>>>
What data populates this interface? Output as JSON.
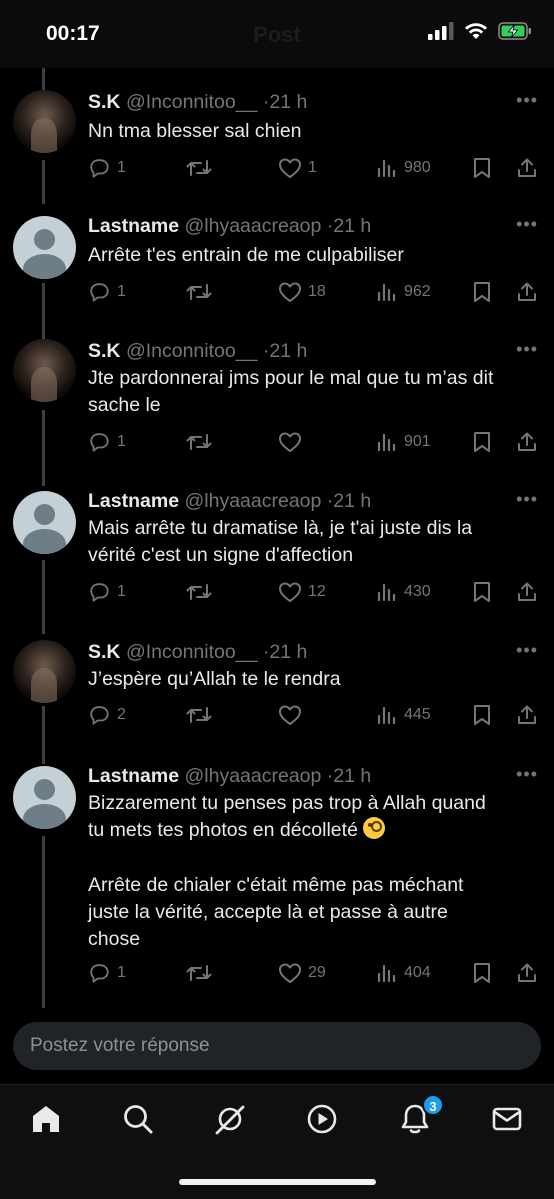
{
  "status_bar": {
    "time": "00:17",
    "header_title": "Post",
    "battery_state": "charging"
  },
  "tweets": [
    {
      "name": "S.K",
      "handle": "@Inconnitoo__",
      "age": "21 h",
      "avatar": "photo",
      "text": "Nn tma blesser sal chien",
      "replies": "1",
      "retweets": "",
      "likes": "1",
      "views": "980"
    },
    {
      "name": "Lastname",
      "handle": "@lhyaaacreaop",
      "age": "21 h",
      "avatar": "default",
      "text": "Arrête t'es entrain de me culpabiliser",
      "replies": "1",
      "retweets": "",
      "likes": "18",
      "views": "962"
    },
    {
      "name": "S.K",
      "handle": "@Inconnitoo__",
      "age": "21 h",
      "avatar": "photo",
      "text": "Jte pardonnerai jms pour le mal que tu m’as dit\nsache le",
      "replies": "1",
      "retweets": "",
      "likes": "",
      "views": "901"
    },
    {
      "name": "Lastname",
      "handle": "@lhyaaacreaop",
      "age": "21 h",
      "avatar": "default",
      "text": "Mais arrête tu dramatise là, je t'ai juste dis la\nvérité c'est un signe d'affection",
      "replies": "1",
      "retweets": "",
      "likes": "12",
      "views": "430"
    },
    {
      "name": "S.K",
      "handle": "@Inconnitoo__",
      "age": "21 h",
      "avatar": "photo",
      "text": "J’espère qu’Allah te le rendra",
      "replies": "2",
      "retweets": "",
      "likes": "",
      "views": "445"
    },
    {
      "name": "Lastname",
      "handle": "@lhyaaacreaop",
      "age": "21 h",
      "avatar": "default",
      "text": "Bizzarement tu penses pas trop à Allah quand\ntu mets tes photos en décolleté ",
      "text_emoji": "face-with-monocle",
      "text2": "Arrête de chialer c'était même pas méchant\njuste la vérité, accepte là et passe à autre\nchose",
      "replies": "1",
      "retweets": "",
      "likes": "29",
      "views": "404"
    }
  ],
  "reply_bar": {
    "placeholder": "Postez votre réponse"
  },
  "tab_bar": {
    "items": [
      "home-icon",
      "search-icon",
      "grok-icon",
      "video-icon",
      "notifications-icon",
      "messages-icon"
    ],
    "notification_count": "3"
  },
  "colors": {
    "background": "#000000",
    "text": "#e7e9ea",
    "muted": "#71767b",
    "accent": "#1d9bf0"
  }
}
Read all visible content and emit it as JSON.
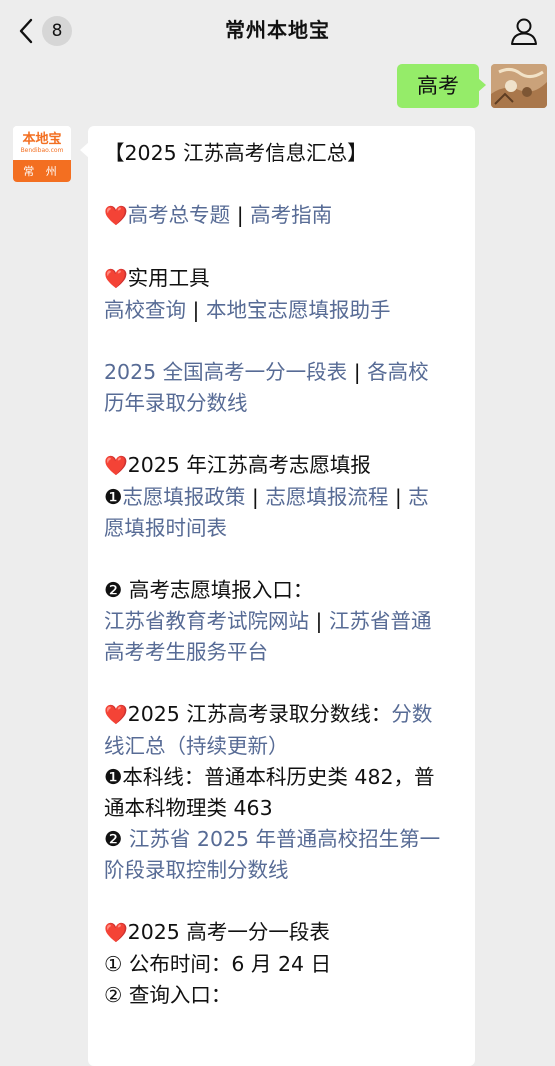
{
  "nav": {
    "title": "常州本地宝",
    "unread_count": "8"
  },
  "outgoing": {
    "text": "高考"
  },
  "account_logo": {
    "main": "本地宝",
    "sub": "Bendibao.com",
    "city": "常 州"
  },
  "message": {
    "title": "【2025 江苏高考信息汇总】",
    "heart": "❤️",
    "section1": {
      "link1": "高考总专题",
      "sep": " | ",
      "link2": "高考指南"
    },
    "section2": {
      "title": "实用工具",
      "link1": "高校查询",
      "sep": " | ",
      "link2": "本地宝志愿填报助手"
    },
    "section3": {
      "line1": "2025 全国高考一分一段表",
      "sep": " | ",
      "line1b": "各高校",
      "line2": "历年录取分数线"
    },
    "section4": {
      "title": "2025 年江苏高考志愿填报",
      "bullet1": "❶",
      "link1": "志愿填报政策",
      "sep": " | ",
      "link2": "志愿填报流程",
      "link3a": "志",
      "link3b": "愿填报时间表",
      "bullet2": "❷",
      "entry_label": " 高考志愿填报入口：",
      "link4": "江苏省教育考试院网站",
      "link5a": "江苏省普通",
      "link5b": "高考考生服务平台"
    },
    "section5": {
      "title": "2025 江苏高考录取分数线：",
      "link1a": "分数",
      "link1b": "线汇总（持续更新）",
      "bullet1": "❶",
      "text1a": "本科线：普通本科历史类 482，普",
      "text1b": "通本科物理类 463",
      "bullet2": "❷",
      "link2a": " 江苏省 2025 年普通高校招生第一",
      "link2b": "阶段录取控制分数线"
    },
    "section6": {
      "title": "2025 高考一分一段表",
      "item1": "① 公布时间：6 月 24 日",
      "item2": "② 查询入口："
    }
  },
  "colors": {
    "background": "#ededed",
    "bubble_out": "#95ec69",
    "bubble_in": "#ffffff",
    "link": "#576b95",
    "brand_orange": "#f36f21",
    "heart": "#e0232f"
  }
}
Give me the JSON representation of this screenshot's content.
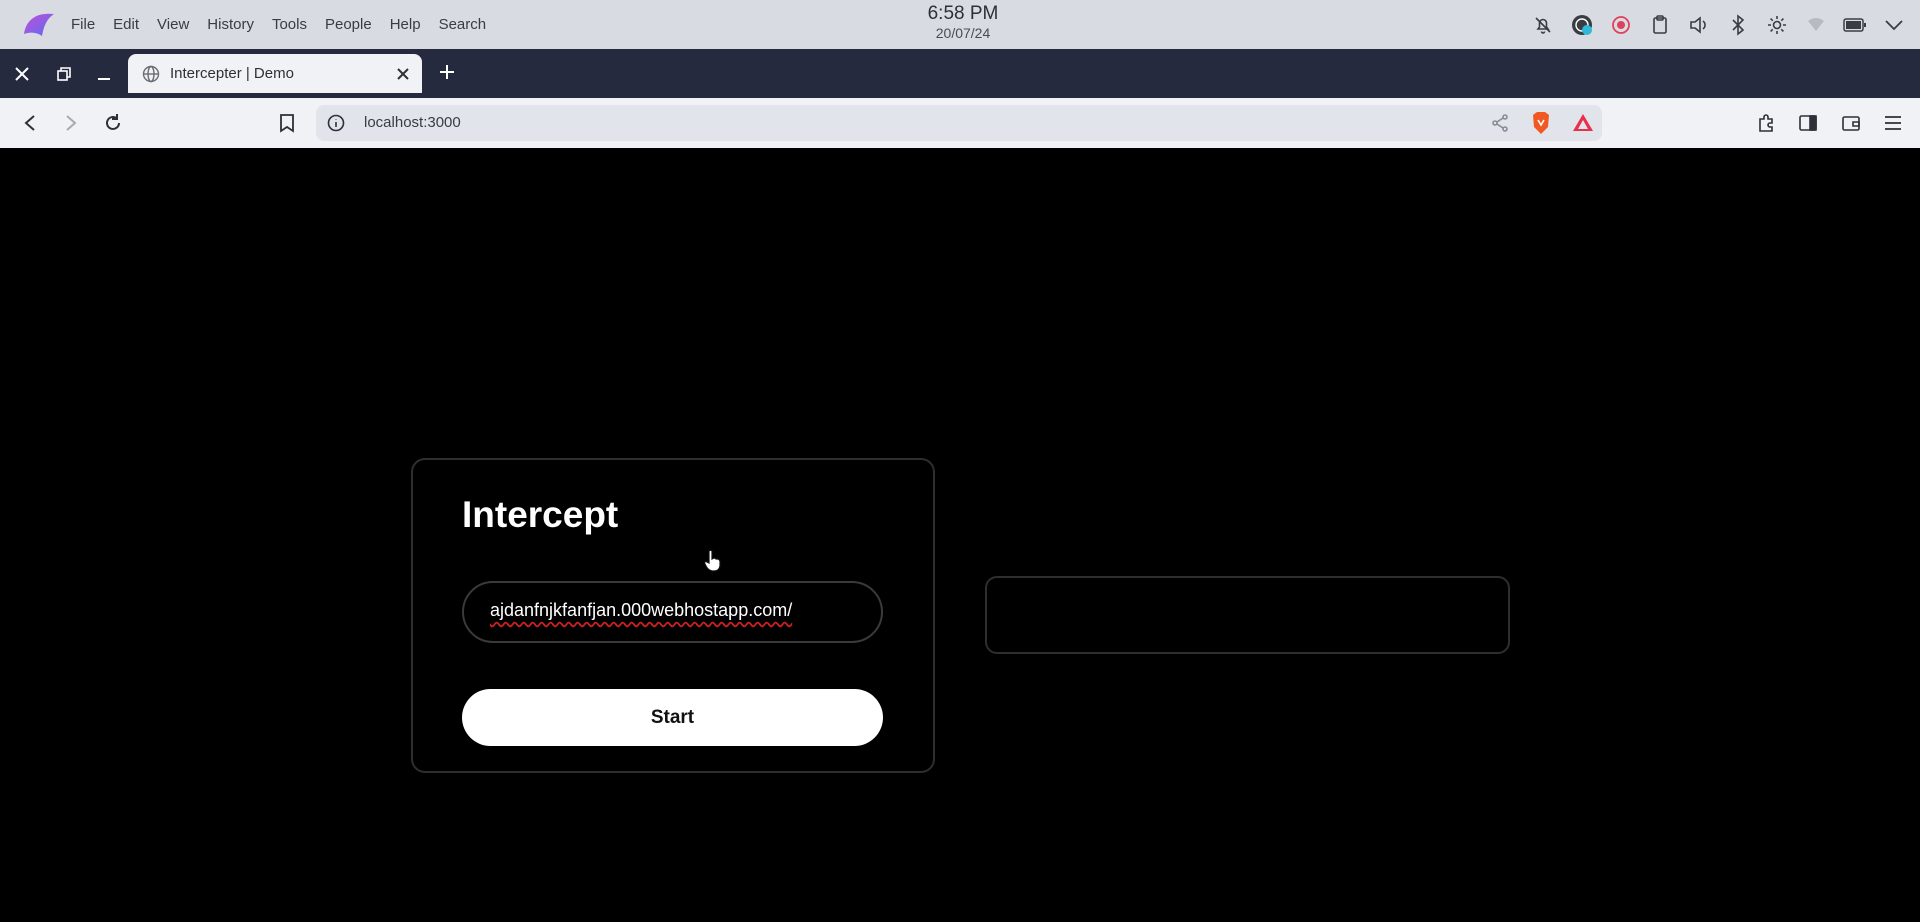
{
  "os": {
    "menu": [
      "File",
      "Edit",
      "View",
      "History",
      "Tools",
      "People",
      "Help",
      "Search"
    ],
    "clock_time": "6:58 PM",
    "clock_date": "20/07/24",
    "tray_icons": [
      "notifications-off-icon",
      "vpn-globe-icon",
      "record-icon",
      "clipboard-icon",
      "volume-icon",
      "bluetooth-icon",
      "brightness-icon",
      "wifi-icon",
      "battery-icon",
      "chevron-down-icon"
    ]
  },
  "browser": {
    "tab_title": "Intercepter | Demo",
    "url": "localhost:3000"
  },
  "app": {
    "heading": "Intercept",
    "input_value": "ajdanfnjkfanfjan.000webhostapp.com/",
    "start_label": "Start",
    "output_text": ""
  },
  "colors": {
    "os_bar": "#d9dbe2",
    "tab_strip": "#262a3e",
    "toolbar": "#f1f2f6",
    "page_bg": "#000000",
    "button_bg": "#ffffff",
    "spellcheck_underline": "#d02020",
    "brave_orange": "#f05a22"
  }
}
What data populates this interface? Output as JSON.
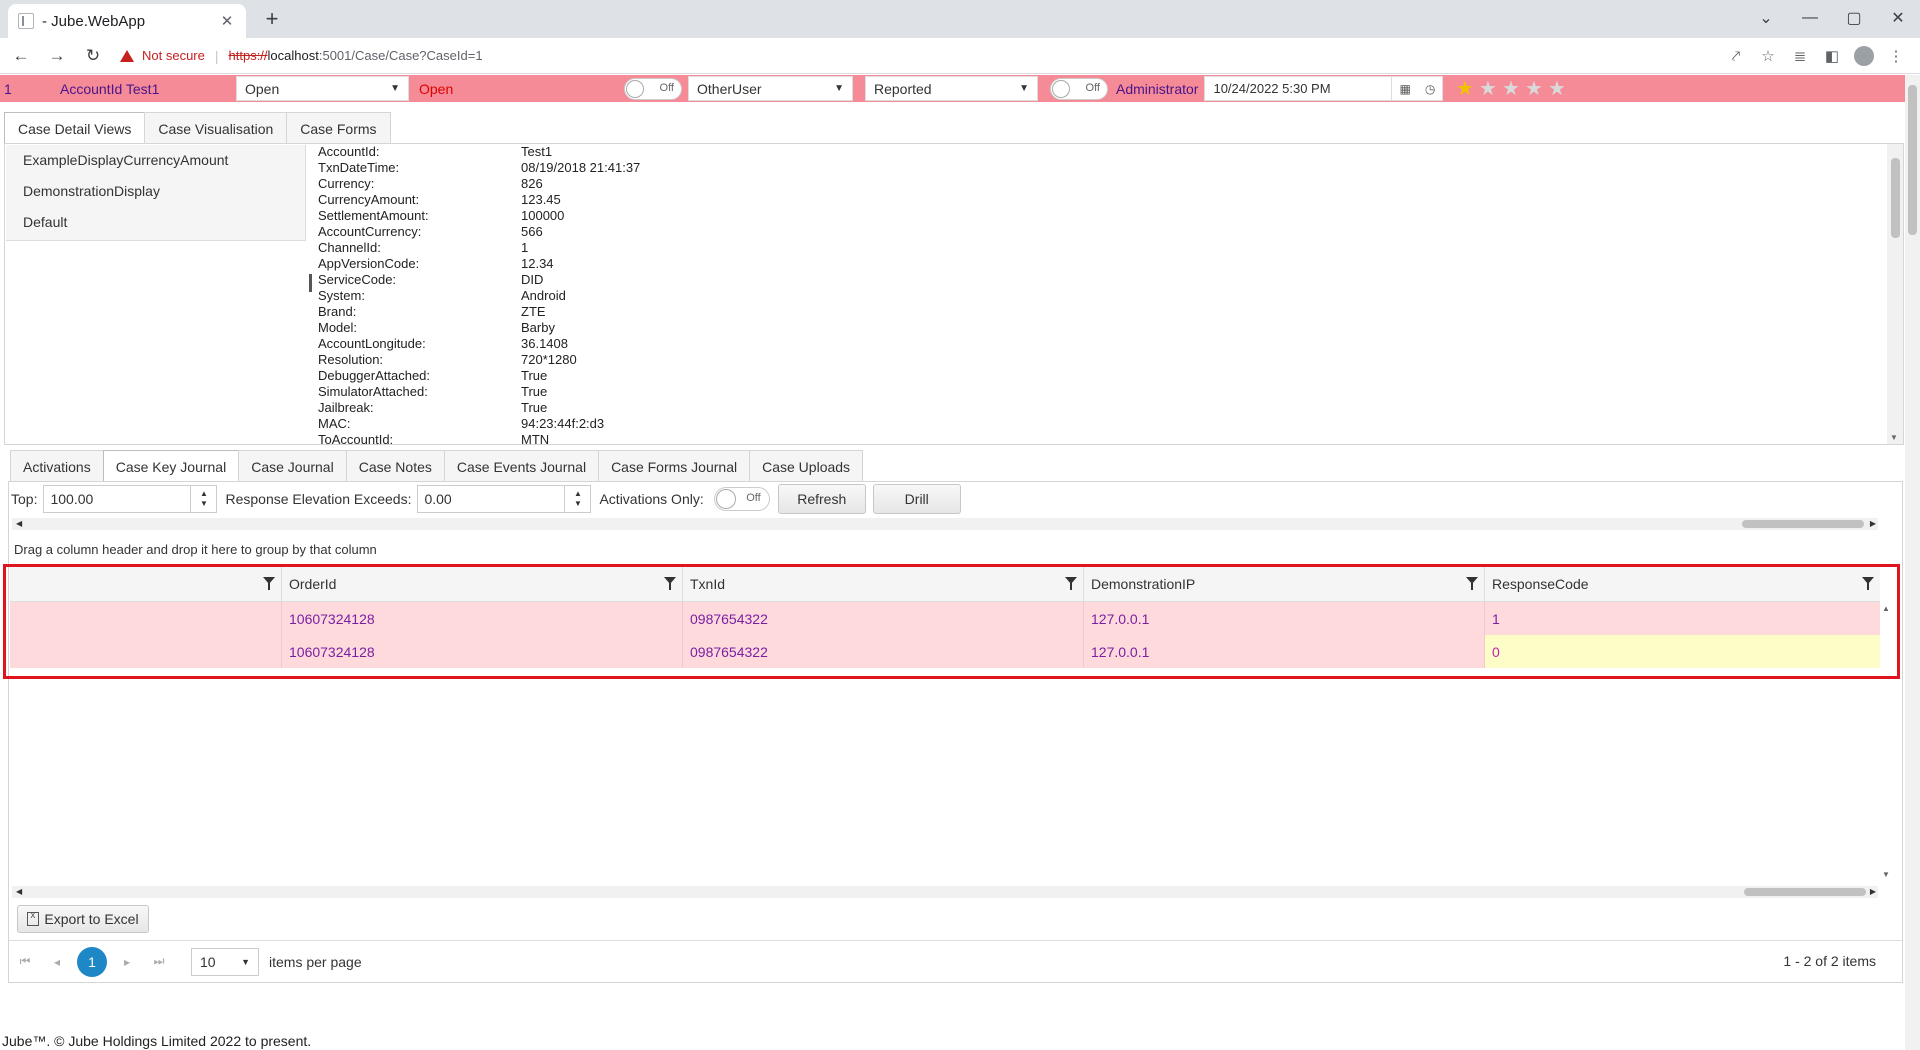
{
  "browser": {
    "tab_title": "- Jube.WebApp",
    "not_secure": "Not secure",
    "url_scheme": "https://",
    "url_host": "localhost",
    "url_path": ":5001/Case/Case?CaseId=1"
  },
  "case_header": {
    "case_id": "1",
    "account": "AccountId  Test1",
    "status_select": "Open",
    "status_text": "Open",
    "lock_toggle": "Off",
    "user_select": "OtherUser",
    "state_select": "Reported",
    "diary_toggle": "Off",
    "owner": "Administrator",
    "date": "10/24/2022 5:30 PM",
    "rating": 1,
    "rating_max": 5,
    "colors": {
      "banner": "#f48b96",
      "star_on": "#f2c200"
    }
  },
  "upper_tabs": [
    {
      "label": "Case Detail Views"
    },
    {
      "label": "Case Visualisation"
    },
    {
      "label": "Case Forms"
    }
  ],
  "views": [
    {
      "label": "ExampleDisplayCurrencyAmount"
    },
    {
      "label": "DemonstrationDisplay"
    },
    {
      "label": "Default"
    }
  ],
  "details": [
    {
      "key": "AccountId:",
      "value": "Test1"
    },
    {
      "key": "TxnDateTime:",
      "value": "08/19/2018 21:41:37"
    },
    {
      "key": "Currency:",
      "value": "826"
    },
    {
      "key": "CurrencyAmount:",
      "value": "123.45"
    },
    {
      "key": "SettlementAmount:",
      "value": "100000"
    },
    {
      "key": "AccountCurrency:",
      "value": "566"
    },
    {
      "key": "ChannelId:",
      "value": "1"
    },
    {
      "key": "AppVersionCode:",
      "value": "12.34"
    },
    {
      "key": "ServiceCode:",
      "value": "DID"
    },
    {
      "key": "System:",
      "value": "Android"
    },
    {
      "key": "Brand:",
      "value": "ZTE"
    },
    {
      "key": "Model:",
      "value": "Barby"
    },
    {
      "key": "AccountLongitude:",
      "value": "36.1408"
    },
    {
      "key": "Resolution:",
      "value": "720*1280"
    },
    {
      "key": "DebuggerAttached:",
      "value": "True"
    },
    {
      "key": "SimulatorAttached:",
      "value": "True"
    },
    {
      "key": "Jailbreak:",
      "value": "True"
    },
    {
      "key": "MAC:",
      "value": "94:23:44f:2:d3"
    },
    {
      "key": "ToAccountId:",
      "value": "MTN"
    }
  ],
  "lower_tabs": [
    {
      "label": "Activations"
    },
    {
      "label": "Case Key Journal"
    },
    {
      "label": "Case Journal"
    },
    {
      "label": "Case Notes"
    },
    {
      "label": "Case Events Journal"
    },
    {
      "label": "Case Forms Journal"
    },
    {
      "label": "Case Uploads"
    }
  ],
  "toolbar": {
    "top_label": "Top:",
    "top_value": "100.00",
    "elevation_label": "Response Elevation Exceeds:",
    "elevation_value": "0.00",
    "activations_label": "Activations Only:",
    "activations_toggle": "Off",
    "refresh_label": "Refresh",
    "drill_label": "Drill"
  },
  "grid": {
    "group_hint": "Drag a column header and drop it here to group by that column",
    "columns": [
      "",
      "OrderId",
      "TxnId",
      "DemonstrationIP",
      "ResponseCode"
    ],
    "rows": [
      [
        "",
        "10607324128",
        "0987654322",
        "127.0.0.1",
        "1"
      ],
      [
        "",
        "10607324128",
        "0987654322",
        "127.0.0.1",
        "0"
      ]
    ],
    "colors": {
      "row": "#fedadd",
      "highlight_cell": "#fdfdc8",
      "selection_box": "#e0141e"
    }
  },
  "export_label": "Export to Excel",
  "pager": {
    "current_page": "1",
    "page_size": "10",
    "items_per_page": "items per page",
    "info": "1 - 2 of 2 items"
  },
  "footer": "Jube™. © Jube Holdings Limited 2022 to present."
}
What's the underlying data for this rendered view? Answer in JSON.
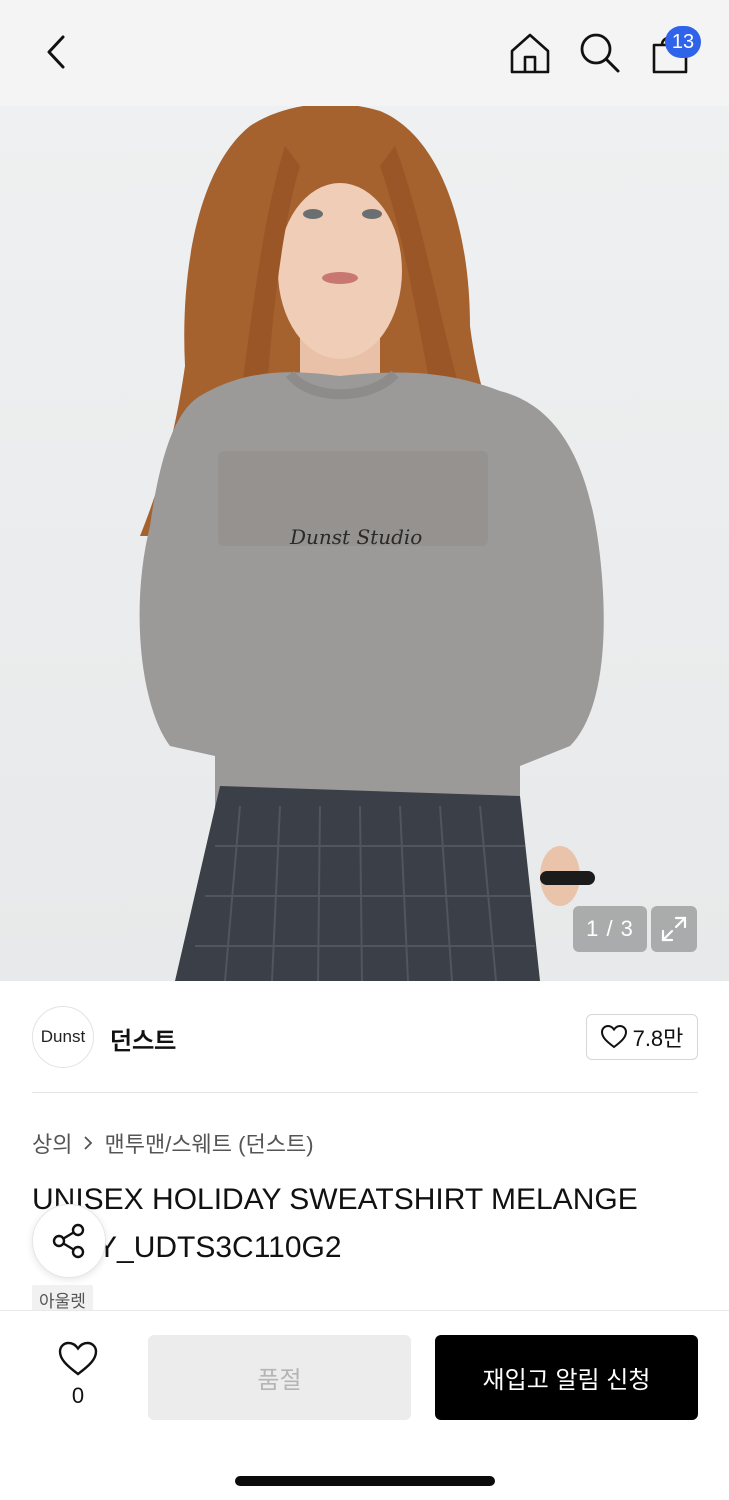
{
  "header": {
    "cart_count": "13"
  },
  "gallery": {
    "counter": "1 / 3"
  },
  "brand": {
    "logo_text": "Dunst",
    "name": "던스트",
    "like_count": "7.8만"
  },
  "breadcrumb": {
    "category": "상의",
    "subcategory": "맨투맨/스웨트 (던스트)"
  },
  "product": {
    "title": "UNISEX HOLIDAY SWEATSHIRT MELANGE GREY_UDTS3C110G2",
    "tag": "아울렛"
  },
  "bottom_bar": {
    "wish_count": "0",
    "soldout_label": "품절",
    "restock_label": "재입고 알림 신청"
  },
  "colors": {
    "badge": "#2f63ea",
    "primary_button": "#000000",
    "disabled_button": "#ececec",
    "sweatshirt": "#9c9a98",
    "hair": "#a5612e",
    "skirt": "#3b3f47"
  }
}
<<<
▶ **Instruction**
From the entries above, extract each line containing "likes".

▶ **Solution**
      "likes": "1",
      "likes": "18",
      "likes": "",
      "likes": "12",
      "likes": "",
      "likes": "29",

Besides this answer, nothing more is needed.